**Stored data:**
* Start *

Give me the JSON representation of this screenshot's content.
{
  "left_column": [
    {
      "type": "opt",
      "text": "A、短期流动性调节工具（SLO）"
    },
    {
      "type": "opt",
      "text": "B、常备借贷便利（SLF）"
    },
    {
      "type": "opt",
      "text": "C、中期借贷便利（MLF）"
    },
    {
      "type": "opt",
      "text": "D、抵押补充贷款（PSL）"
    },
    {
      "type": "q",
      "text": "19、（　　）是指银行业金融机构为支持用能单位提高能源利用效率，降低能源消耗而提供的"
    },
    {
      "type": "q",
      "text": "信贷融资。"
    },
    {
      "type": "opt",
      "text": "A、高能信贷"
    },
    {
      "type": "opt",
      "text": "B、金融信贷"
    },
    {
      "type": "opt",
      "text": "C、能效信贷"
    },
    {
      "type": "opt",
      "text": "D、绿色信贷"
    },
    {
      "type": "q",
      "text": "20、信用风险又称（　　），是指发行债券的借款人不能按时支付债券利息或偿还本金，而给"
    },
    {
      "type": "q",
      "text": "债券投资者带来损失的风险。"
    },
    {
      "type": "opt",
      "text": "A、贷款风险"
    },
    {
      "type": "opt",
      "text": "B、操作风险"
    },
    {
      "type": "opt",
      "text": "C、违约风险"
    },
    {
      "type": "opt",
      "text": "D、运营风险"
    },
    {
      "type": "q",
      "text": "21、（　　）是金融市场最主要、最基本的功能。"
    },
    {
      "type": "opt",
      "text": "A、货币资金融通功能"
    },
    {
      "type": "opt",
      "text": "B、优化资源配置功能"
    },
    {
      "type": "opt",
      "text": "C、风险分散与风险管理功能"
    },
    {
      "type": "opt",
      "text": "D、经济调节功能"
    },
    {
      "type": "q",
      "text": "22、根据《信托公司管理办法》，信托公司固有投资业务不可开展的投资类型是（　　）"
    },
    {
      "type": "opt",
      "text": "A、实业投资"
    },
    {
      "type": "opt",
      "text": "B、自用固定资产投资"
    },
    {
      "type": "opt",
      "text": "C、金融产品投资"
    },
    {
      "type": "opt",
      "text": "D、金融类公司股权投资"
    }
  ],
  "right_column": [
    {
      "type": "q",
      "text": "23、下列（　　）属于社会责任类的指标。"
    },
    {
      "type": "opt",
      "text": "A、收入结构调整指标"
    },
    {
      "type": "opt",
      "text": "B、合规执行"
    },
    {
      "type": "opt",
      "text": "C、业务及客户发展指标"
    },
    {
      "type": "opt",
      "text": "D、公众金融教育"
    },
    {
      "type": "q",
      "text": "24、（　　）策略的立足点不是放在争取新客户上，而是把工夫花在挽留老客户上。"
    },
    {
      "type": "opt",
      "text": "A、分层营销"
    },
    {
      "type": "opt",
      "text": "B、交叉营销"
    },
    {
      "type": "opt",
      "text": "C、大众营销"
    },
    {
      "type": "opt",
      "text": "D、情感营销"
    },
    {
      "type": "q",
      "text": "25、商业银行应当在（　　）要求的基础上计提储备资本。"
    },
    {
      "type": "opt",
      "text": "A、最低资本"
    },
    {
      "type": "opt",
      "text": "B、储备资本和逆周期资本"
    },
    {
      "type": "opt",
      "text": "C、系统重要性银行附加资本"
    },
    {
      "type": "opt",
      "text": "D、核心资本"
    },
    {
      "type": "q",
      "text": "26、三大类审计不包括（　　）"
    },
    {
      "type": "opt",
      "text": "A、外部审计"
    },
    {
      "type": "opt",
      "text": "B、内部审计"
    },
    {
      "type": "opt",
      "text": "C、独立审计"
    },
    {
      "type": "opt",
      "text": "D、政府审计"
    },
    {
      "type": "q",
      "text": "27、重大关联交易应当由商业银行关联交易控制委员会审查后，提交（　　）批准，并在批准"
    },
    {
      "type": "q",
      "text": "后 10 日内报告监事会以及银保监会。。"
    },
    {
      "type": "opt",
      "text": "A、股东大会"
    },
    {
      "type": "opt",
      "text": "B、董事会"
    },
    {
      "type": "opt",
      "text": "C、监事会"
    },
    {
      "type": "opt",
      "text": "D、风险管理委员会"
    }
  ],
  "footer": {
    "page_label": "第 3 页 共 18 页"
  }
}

* End *

**What you have to do:**
Nothing should be changed: write out all of the data as is.

**In response:**
Give me the JSON representation of this screenshot's content.
{
  "left_column": [
    {
      "type": "opt",
      "text": "A、短期流动性调节工具（SLO）"
    },
    {
      "type": "opt",
      "text": "B、常备借贷便利（SLF）"
    },
    {
      "type": "opt",
      "text": "C、中期借贷便利（MLF）"
    },
    {
      "type": "opt",
      "text": "D、抵押补充贷款（PSL）"
    },
    {
      "type": "q",
      "text": "19、（　　）是指银行业金融机构为支持用能单位提高能源利用效率，降低能源消耗而提供的"
    },
    {
      "type": "q",
      "text": "信贷融资。"
    },
    {
      "type": "opt",
      "text": "A、高能信贷"
    },
    {
      "type": "opt",
      "text": "B、金融信贷"
    },
    {
      "type": "opt",
      "text": "C、能效信贷"
    },
    {
      "type": "opt",
      "text": "D、绿色信贷"
    },
    {
      "type": "q",
      "text": "20、信用风险又称（　　），是指发行债券的借款人不能按时支付债券利息或偿还本金，而给"
    },
    {
      "type": "q",
      "text": "债券投资者带来损失的风险。"
    },
    {
      "type": "opt",
      "text": "A、贷款风险"
    },
    {
      "type": "opt",
      "text": "B、操作风险"
    },
    {
      "type": "opt",
      "text": "C、违约风险"
    },
    {
      "type": "opt",
      "text": "D、运营风险"
    },
    {
      "type": "q",
      "text": "21、（　　）是金融市场最主要、最基本的功能。"
    },
    {
      "type": "opt",
      "text": "A、货币资金融通功能"
    },
    {
      "type": "opt",
      "text": "B、优化资源配置功能"
    },
    {
      "type": "opt",
      "text": "C、风险分散与风险管理功能"
    },
    {
      "type": "opt",
      "text": "D、经济调节功能"
    },
    {
      "type": "q",
      "text": "22、根据《信托公司管理办法》，信托公司固有投资业务不可开展的投资类型是（　　）"
    },
    {
      "type": "opt",
      "text": "A、实业投资"
    },
    {
      "type": "opt",
      "text": "B、自用固定资产投资"
    },
    {
      "type": "opt",
      "text": "C、金融产品投资"
    },
    {
      "type": "opt",
      "text": "D、金融类公司股权投资"
    }
  ],
  "right_column": [
    {
      "type": "q",
      "text": "23、下列（　　）属于社会责任类的指标。"
    },
    {
      "type": "opt",
      "text": "A、收入结构调整指标"
    },
    {
      "type": "opt",
      "text": "B、合规执行"
    },
    {
      "type": "opt",
      "text": "C、业务及客户发展指标"
    },
    {
      "type": "opt",
      "text": "D、公众金融教育"
    },
    {
      "type": "q",
      "text": "24、（　　）策略的立足点不是放在争取新客户上，而是把工夫花在挽留老客户上。"
    },
    {
      "type": "opt",
      "text": "A、分层营销"
    },
    {
      "type": "opt",
      "text": "B、交叉营销"
    },
    {
      "type": "opt",
      "text": "C、大众营销"
    },
    {
      "type": "opt",
      "text": "D、情感营销"
    },
    {
      "type": "q",
      "text": "25、商业银行应当在（　　）要求的基础上计提储备资本。"
    },
    {
      "type": "opt",
      "text": "A、最低资本"
    },
    {
      "type": "opt",
      "text": "B、储备资本和逆周期资本"
    },
    {
      "type": "opt",
      "text": "C、系统重要性银行附加资本"
    },
    {
      "type": "opt",
      "text": "D、核心资本"
    },
    {
      "type": "q",
      "text": "26、三大类审计不包括（　　）"
    },
    {
      "type": "opt",
      "text": "A、外部审计"
    },
    {
      "type": "opt",
      "text": "B、内部审计"
    },
    {
      "type": "opt",
      "text": "C、独立审计"
    },
    {
      "type": "opt",
      "text": "D、政府审计"
    },
    {
      "type": "q",
      "text": "27、重大关联交易应当由商业银行关联交易控制委员会审查后，提交（　　）批准，并在批准"
    },
    {
      "type": "q",
      "text": "后 10 日内报告监事会以及银保监会。。"
    },
    {
      "type": "opt",
      "text": "A、股东大会"
    },
    {
      "type": "opt",
      "text": "B、董事会"
    },
    {
      "type": "opt",
      "text": "C、监事会"
    },
    {
      "type": "opt",
      "text": "D、风险管理委员会"
    }
  ],
  "footer": {
    "page_label": "第 3 页 共 18 页"
  }
}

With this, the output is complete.